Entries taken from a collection
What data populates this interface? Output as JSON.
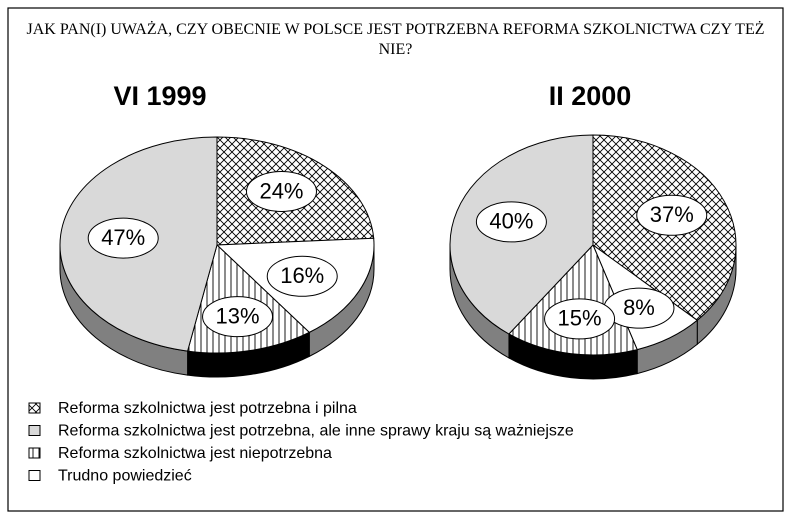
{
  "title": "JAK PAN(I) UWAŻA, CZY OBECNIE W POLSCE JEST POTRZEBNA REFORMA SZKOLNICTWA CZY TEŻ NIE?",
  "categories": [
    "Reforma szkolnictwa jest potrzebna i pilna",
    "Reforma szkolnictwa jest potrzebna, ale inne sprawy kraju są ważniejsze",
    "Reforma szkolnictwa jest niepotrzebna",
    "Trudno powiedzieć"
  ],
  "styles": [
    {
      "pattern": "crosshatch",
      "color": "#ffffff",
      "side": "#808080"
    },
    {
      "pattern": "solid",
      "color": "#d9d9d9",
      "side": "#808080"
    },
    {
      "pattern": "vertical",
      "color": "#ffffff",
      "side": "#000000"
    },
    {
      "pattern": "solid",
      "color": "#ffffff",
      "side": "#808080"
    }
  ],
  "slice_order": [
    0,
    3,
    2,
    1
  ],
  "chart_data": [
    {
      "type": "pie",
      "title": "VI 1999",
      "values": [
        24,
        47,
        13,
        16
      ],
      "value_labels": [
        "24%",
        "47%",
        "13%",
        "16%"
      ]
    },
    {
      "type": "pie",
      "title": "II 2000",
      "values": [
        37,
        40,
        15,
        8
      ],
      "value_labels": [
        "37%",
        "40%",
        "15%",
        "8%"
      ]
    }
  ]
}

### Task:
Go through the listing above and write it out again exactly, dropping the pictures.

### Completed exercise:
What data populates this interface? Output as JSON.
{
  "title": "JAK PAN(I) UWAŻA, CZY OBECNIE W POLSCE JEST POTRZEBNA REFORMA SZKOLNICTWA CZY TEŻ NIE?",
  "categories": [
    "Reforma szkolnictwa jest potrzebna i pilna",
    "Reforma szkolnictwa jest potrzebna, ale inne sprawy kraju są ważniejsze",
    "Reforma szkolnictwa jest niepotrzebna",
    "Trudno powiedzieć"
  ],
  "styles": [
    {
      "pattern": "crosshatch",
      "color": "#ffffff",
      "side": "#808080"
    },
    {
      "pattern": "solid",
      "color": "#d9d9d9",
      "side": "#808080"
    },
    {
      "pattern": "vertical",
      "color": "#ffffff",
      "side": "#000000"
    },
    {
      "pattern": "solid",
      "color": "#ffffff",
      "side": "#808080"
    }
  ],
  "slice_order": [
    0,
    3,
    2,
    1
  ],
  "chart_data": [
    {
      "type": "pie",
      "title": "VI 1999",
      "values": [
        24,
        47,
        13,
        16
      ],
      "value_labels": [
        "24%",
        "47%",
        "13%",
        "16%"
      ]
    },
    {
      "type": "pie",
      "title": "II 2000",
      "values": [
        37,
        40,
        15,
        8
      ],
      "value_labels": [
        "37%",
        "40%",
        "15%",
        "8%"
      ]
    }
  ]
}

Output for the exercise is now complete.